Stated problem.
Of the lines in the entries below, state how many hold the word "label". Say nothing else.

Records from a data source

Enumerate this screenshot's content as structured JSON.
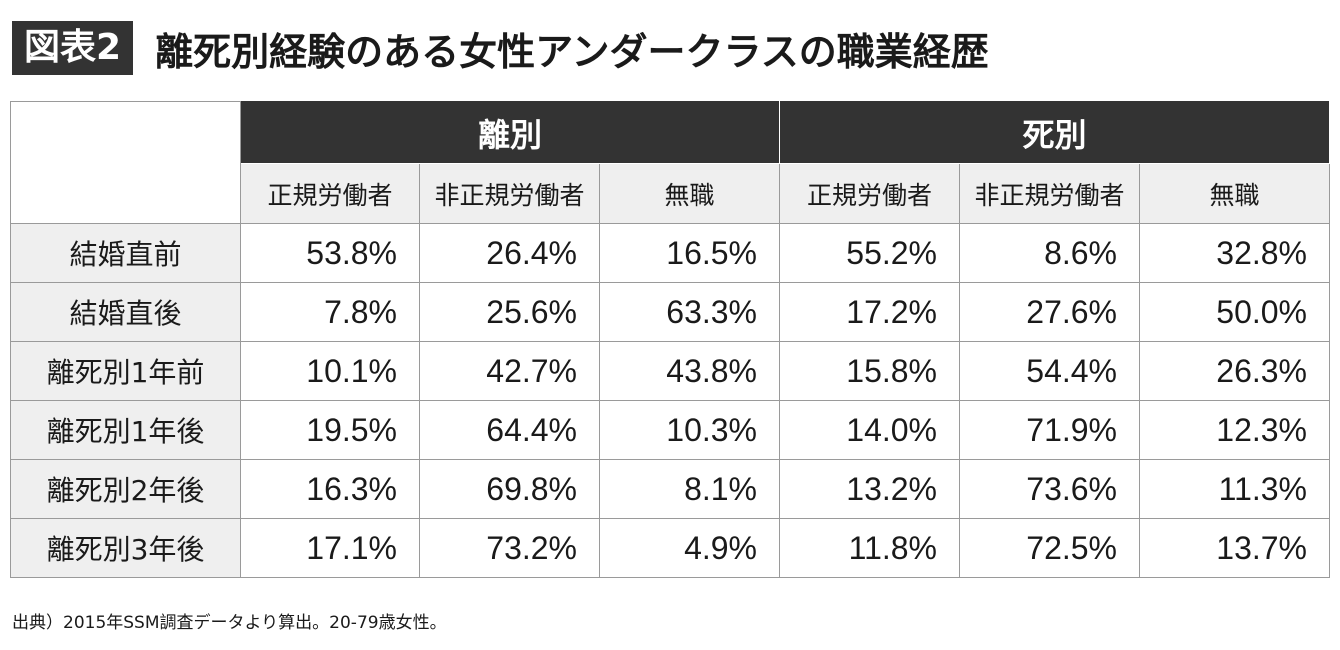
{
  "header": {
    "badge": "図表2",
    "title": "離死別経験のある女性アンダークラスの職業経歴"
  },
  "chart_data": {
    "type": "table",
    "column_groups": [
      {
        "label": "離別",
        "columns": [
          "正規労働者",
          "非正規労働者",
          "無職"
        ]
      },
      {
        "label": "死別",
        "columns": [
          "正規労働者",
          "非正規労働者",
          "無職"
        ]
      }
    ],
    "rows": [
      {
        "label": "結婚直前",
        "values": [
          "53.8%",
          "26.4%",
          "16.5%",
          "55.2%",
          "8.6%",
          "32.8%"
        ]
      },
      {
        "label": "結婚直後",
        "values": [
          "7.8%",
          "25.6%",
          "63.3%",
          "17.2%",
          "27.6%",
          "50.0%"
        ]
      },
      {
        "label": "離死別1年前",
        "values": [
          "10.1%",
          "42.7%",
          "43.8%",
          "15.8%",
          "54.4%",
          "26.3%"
        ]
      },
      {
        "label": "離死別1年後",
        "values": [
          "19.5%",
          "64.4%",
          "10.3%",
          "14.0%",
          "71.9%",
          "12.3%"
        ]
      },
      {
        "label": "離死別2年後",
        "values": [
          "16.3%",
          "69.8%",
          "8.1%",
          "13.2%",
          "73.6%",
          "11.3%"
        ]
      },
      {
        "label": "離死別3年後",
        "values": [
          "17.1%",
          "73.2%",
          "4.9%",
          "11.8%",
          "72.5%",
          "13.7%"
        ]
      }
    ]
  },
  "source": "出典）2015年SSM調査データより算出。20-79歳女性。",
  "colors": {
    "header_bg": "#333333",
    "subheader_bg": "#efefef",
    "border": "#9a9a9a"
  }
}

Full output.
8